+++ Source

Thanks lsm for reminding me of what Northern Californians--and thanks Jake for adding what New Yorkers--were wise enough to invest in during the Great Depression. Did we sit on our hands in Southern California while the sky was falling?

lsm said...

Living a dozen miles from the Union Station stop of the CHSR, I feel remiss for not previously mentioning the Colorado River Aqueduct and (at the risk of getting banned from this board) the Arroyo Seco Parkway.

Anonymous said...

Californians then had cried poverty and failed to build those "boondoggles." Imagine how much farther behind the Japanese and French and Chinese and Spanish and Taiwanese and British our children will find themselves if we fail to invest in this vital infrastructure now.

If governments in other countries want to throw tens of billions of dollars down a rathole, that's their business. Doesn't mean we have to follow them. The idea that the French and the British are responsible stewards of public funds is especially laughable. The names "Concorde" and "Channel Tunnel" come to mind.

Jake said...
This comment has been removed by the author.
looking on said...

Here's an op ed from the Washington Post that has it right:

http://www.washingtonpost.com/wp-dyn/content/article/2009/08/23/AR2009082302037.html


A Rail Boondoggle, Moving at High Speed



Of course all the posters here that insist on building this worst of all possible HSR projects, won't do anything other than say the author doesn't know what he is talking about.

Bianca said...

looking on:

I'm sure that others will have their comments, but the first thing that popped out at me was this statement:

"Densities are much higher, and high densities favor rail with direct connections between heavily populated city centers and business districts. In Japan, density is 880 people per square mile; it's 653 in Britain, 611 in Germany and 259 in France. By contrast, plentiful land in the United States has led to suburbanized homes, offices and factories. Density is 86 people per square mile."

++++++
+++ Items

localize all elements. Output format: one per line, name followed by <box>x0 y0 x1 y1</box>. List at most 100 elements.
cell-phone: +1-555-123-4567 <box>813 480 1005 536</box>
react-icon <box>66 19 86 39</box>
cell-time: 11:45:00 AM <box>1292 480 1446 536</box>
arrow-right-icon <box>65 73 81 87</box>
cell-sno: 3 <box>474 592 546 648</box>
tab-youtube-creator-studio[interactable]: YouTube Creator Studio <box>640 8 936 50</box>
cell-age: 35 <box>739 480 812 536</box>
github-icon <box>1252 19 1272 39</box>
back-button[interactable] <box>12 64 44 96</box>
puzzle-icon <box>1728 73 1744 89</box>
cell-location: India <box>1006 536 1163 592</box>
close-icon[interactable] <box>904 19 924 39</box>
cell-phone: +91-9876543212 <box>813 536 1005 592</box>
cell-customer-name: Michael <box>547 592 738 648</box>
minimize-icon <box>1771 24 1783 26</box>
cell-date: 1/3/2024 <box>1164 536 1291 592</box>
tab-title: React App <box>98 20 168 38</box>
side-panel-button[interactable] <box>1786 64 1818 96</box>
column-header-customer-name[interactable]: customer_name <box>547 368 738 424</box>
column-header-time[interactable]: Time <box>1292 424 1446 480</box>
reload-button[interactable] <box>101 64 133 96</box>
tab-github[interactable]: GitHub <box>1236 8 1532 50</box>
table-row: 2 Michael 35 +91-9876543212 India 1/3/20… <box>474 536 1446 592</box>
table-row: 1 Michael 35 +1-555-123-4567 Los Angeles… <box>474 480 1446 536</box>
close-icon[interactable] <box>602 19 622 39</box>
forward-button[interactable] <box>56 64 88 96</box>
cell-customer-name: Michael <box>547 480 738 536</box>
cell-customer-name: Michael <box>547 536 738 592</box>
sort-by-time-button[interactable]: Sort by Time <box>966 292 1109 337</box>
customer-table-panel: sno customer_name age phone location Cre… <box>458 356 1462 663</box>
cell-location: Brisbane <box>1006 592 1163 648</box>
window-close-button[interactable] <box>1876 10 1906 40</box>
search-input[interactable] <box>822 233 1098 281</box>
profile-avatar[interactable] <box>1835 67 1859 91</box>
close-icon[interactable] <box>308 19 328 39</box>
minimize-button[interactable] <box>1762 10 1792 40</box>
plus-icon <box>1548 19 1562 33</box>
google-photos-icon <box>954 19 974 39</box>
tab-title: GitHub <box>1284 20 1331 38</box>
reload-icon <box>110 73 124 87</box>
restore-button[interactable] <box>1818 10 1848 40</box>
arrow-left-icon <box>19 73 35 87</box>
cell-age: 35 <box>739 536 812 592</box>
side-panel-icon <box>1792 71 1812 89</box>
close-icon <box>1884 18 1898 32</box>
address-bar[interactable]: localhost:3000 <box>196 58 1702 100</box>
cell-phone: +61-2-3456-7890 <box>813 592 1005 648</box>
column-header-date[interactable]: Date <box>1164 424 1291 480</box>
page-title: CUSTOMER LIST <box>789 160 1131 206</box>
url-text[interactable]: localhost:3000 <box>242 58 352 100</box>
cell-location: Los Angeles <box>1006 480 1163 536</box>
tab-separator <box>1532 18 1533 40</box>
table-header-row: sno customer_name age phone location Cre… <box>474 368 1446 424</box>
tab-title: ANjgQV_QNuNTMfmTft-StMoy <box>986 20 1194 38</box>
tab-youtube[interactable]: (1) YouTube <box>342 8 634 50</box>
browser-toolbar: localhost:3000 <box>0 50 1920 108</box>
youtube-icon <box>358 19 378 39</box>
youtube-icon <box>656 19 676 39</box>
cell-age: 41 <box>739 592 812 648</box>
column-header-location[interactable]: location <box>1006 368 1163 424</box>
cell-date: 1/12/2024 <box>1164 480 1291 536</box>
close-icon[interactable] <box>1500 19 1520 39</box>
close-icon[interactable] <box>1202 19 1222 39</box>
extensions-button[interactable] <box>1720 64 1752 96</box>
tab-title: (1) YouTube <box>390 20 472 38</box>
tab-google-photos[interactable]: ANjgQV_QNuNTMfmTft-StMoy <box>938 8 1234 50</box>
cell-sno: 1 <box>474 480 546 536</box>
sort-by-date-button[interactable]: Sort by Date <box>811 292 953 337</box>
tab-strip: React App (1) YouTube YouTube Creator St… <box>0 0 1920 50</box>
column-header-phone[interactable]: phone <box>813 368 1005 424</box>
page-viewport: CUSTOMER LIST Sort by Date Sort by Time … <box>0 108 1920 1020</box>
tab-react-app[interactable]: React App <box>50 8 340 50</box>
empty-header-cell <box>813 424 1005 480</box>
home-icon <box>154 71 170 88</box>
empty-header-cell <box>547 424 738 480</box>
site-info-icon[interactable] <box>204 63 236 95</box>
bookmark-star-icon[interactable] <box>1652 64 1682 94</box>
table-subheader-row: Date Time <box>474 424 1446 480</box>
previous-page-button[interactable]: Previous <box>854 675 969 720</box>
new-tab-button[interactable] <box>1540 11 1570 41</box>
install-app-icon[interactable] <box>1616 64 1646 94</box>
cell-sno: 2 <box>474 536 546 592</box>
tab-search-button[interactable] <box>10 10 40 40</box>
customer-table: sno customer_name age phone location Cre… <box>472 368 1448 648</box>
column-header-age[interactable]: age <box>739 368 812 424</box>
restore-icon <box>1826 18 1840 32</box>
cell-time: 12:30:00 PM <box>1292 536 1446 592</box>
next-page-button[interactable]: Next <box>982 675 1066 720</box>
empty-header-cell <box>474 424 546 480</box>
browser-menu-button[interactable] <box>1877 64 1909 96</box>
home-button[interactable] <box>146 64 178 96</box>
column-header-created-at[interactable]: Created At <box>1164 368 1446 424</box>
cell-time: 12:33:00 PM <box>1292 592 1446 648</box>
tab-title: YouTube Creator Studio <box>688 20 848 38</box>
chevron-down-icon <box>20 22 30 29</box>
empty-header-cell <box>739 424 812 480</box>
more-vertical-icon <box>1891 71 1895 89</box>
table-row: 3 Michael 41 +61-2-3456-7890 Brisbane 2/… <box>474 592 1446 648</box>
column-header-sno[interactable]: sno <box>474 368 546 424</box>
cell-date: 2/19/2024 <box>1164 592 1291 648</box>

++++++

[Parts of the exercise]:
- a) Print the portion of the high-speed rail thread starting with "Here's an op" and going on through "is talking about.".
- b) Answer these questions using the high-speed rail thread:
(i) Which aqueduct is mentioned alongside the Arroyo Seco Parkway?
(ii) Which two names are said to come to mind regarding the French and the British?
(iii) What population density per square mile does the quoted statement give for Japan?
- c) Condense the paragraph of the high-speed rail thread that begins "If governments in other countries" into a shorter version that keeps its main points.
The items after the high-speed rail thread are separate material and are not part of it.

[Answers given]:
- a)
Here's an op ed from the Washington Post that has it right:

http://www.washingtonpost.com/wp-dyn/content/article/2009/08/23/AR2009082302037.html


A Rail Boondoggle, Moving at High Speed



Of course all the posters here that insist on building this worst of all possible HSR projects, won't do anything other than say the author doesn't know what he is talking about.

- b)
(i) The Colorado River Aqueduct
(ii) "Concorde" and "Channel Tunnel"
(iii) 880 people per square mile

- c) Other countries may spend tens of billions of dollars on wasteful projects, but that does not oblige the United States to do the same. The notion that the French and the British manage public funds responsibly is especially laughable, as the Concorde and the Channel Tunnel show.